• **REQUIREMENT**
Look for "Output" in each line of the entries, and return the matching lines.

----- SUPPLIED MATERIAL

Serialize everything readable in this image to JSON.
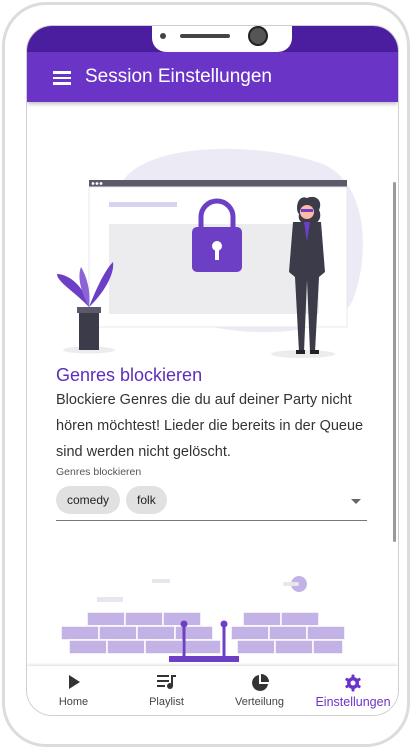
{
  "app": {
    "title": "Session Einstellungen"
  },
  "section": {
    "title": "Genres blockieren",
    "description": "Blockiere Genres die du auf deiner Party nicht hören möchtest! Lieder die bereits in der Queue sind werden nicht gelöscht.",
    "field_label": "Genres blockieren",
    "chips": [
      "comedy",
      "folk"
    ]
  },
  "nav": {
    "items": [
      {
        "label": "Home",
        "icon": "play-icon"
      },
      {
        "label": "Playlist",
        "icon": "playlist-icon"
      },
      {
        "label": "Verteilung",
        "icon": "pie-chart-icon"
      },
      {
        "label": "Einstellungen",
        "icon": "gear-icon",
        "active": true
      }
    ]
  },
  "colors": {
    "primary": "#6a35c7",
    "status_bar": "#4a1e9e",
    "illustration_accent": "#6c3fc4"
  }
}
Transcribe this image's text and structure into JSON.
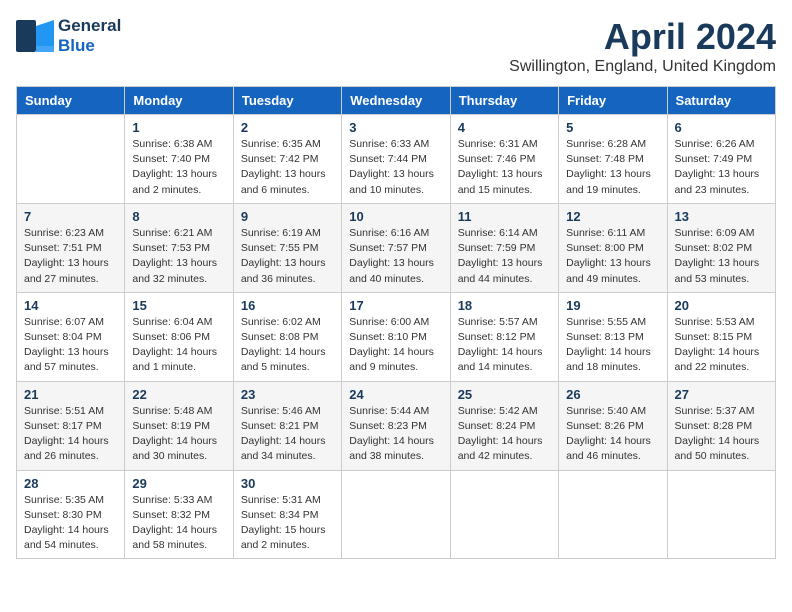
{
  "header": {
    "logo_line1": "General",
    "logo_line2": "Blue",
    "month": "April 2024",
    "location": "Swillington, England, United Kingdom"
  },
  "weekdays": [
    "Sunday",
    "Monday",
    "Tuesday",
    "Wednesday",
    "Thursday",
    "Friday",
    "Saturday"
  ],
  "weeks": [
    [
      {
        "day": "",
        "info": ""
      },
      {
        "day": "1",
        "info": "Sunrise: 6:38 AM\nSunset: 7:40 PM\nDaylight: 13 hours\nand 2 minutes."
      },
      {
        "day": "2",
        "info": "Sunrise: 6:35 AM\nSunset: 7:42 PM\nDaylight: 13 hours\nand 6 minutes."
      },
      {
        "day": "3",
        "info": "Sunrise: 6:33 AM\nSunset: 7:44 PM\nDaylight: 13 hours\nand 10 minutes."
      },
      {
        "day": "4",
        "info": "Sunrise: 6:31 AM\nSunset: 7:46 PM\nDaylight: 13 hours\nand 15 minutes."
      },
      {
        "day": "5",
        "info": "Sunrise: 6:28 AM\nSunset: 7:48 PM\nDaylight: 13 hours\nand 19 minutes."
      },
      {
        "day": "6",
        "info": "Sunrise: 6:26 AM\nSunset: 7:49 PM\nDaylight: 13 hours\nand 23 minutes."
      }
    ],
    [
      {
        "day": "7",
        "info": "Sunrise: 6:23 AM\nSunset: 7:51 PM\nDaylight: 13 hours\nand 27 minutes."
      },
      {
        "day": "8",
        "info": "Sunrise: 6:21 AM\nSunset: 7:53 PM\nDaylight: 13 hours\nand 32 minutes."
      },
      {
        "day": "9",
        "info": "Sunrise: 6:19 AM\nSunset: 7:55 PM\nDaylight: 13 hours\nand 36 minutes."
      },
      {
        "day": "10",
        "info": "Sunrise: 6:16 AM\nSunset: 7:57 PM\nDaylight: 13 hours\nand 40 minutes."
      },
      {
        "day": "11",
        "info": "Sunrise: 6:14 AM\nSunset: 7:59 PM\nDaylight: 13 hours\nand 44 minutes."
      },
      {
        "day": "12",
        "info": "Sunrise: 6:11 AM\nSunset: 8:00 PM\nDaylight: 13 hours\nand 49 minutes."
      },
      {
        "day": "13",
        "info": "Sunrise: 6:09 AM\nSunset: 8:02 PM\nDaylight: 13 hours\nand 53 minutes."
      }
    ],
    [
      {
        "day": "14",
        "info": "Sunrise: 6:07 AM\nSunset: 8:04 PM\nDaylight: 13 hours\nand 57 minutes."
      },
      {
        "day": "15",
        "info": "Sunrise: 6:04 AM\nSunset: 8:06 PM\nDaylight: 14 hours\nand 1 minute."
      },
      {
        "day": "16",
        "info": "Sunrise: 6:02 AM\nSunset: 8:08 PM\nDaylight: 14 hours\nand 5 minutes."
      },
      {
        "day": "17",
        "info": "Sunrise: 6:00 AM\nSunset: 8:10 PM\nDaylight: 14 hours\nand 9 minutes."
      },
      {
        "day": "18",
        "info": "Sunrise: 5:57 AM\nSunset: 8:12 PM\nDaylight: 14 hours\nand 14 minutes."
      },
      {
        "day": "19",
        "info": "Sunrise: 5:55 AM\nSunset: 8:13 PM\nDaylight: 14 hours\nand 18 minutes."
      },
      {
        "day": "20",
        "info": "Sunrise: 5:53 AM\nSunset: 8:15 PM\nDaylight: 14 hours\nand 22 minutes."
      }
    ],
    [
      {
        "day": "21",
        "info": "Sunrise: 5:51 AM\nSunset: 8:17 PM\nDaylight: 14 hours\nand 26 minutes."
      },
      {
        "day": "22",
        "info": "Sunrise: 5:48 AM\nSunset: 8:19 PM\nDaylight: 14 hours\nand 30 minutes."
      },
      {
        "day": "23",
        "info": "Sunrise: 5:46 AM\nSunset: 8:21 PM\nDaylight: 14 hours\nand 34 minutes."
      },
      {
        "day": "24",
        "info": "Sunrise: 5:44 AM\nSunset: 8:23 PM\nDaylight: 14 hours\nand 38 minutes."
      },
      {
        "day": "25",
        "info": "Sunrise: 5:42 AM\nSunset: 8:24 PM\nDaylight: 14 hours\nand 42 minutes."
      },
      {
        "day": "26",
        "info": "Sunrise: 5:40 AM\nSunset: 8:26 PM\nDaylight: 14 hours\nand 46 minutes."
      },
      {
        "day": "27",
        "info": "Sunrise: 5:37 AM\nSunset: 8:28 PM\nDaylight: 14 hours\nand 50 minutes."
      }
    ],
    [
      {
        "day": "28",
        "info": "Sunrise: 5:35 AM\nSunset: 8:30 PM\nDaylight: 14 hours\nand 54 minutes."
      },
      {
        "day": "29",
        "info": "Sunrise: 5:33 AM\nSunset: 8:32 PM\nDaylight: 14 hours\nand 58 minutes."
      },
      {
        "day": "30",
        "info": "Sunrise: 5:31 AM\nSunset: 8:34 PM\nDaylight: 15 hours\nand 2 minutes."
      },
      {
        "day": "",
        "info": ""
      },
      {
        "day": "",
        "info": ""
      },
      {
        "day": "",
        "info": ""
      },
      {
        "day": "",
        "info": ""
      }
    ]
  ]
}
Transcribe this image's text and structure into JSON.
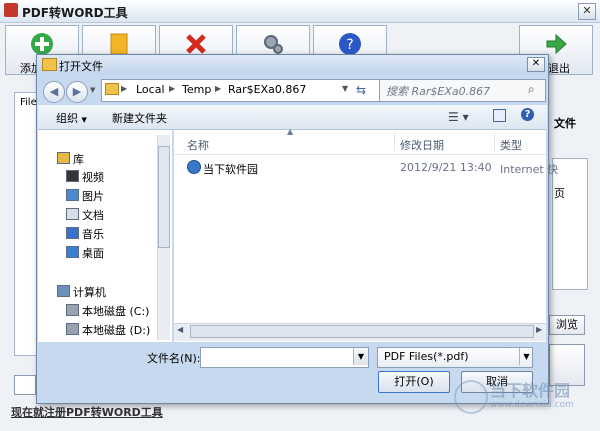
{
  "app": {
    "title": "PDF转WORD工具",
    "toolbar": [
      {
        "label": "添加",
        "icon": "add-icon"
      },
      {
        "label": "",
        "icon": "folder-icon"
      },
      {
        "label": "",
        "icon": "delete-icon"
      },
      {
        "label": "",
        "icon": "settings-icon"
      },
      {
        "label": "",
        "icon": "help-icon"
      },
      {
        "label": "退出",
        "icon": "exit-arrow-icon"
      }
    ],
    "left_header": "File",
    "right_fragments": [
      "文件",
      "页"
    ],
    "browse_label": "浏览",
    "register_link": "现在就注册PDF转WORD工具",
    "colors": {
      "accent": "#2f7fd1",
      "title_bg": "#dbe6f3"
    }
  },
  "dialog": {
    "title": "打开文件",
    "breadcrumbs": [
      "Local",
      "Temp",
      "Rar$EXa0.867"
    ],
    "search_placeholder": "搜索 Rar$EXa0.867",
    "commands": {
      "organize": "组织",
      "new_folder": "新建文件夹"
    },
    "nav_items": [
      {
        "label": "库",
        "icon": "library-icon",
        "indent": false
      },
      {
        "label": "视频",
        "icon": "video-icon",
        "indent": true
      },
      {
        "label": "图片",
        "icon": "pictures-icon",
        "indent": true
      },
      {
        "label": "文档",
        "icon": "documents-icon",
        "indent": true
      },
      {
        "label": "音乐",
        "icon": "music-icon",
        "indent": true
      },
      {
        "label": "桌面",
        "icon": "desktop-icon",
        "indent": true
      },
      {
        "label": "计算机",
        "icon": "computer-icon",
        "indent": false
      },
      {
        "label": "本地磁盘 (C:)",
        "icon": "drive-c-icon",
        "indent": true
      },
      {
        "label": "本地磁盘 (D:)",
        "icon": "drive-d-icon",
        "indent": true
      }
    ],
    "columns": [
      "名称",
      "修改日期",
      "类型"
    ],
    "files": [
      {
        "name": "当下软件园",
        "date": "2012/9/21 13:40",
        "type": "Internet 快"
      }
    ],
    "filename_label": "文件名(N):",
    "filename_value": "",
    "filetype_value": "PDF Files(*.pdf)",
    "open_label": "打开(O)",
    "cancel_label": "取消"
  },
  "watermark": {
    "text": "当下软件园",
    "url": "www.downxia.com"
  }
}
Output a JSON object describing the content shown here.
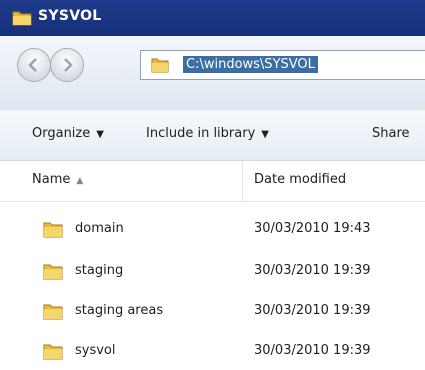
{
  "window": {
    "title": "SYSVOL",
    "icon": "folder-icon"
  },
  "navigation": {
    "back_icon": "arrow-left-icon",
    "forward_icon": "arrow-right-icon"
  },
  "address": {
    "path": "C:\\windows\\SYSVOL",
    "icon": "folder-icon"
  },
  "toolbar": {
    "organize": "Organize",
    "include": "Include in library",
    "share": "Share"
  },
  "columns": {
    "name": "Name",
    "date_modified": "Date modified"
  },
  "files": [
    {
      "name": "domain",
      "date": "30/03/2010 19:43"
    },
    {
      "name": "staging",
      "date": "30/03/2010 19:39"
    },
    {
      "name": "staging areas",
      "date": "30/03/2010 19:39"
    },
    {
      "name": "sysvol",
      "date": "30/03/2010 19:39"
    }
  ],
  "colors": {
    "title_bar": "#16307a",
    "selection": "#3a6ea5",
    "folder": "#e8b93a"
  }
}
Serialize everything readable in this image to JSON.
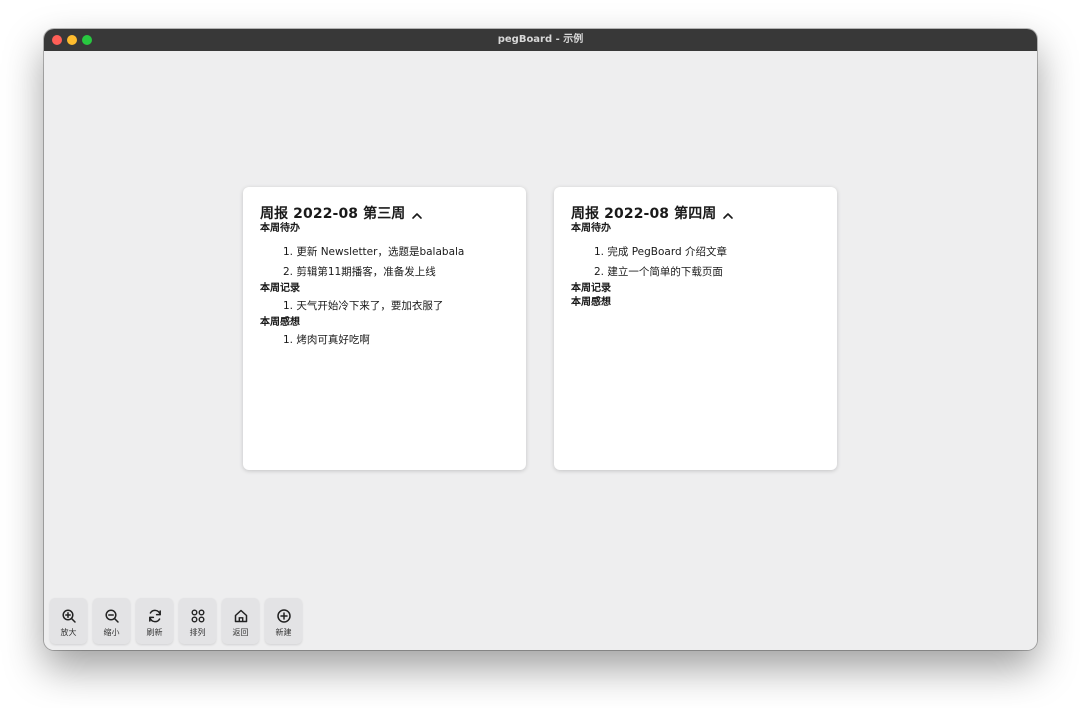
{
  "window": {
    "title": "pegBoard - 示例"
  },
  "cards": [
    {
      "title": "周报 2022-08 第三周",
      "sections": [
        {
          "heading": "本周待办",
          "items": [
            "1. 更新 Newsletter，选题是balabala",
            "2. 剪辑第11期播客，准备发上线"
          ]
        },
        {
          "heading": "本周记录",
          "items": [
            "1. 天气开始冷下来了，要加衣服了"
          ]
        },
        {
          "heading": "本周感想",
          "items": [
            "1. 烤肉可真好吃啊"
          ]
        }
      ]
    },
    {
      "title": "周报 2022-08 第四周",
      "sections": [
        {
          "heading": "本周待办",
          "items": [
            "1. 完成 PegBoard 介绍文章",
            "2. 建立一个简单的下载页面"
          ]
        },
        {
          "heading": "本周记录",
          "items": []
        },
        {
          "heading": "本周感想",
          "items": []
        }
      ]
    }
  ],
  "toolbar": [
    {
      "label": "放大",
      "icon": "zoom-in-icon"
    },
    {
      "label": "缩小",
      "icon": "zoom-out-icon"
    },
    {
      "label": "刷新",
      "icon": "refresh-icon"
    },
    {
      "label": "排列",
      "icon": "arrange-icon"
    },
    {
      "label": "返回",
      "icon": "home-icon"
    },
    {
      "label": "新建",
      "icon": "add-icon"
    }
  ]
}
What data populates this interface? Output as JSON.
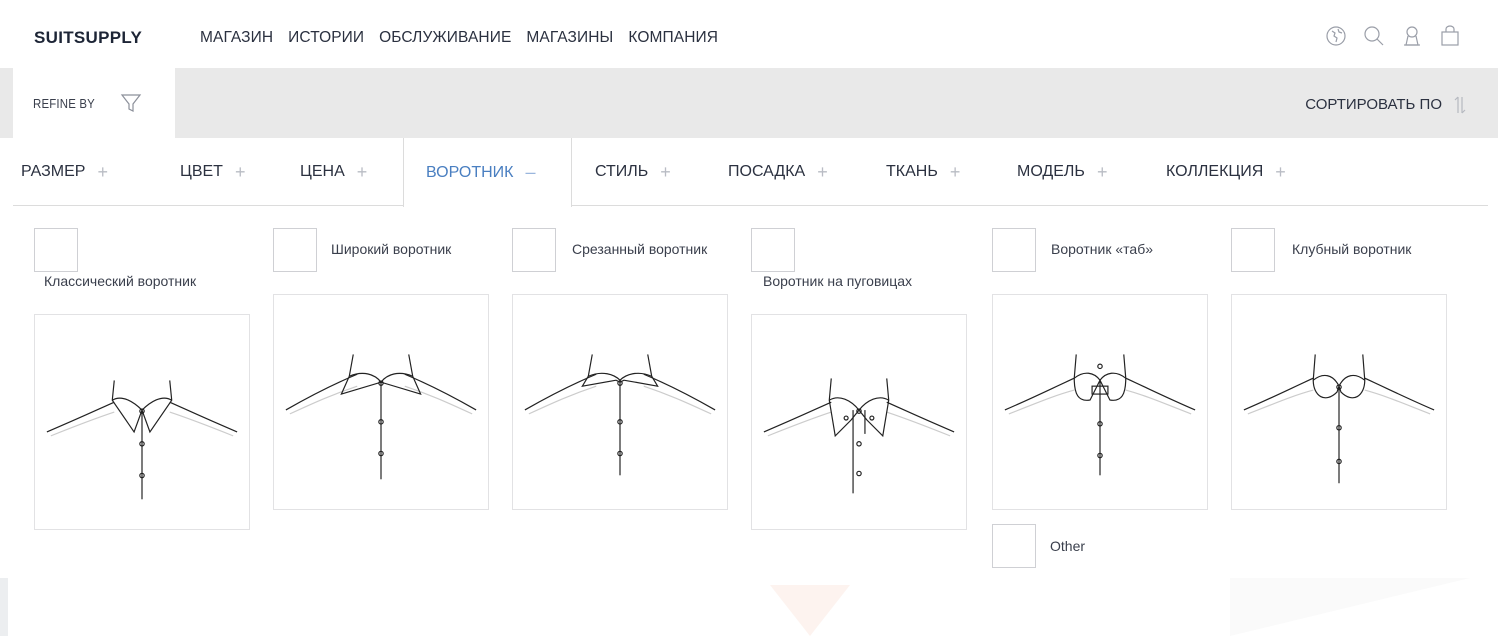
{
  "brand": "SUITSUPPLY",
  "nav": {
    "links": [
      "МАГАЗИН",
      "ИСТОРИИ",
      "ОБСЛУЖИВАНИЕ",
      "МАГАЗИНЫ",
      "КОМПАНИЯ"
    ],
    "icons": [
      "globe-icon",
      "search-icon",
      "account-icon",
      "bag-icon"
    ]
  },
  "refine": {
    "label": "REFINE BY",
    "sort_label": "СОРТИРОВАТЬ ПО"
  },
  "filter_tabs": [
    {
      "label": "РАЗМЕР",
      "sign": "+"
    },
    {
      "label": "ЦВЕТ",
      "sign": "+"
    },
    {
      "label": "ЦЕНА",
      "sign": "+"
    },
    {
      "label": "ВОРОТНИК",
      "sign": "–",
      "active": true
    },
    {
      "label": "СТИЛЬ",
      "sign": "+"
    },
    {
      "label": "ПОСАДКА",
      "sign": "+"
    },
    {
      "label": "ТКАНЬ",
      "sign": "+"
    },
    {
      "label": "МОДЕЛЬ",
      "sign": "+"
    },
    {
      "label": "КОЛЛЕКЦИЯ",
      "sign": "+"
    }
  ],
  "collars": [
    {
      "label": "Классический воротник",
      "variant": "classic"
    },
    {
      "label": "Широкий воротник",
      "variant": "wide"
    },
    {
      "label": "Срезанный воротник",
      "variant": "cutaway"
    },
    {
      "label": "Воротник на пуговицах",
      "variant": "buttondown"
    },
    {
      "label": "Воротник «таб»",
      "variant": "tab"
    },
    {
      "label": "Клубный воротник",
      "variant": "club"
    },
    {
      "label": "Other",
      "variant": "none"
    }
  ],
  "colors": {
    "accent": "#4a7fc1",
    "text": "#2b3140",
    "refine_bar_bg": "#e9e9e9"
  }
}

----------

• **TASK RESPONSE**
Output a JSON object describing the content shown here.
What data populates this interface? Output as JSON.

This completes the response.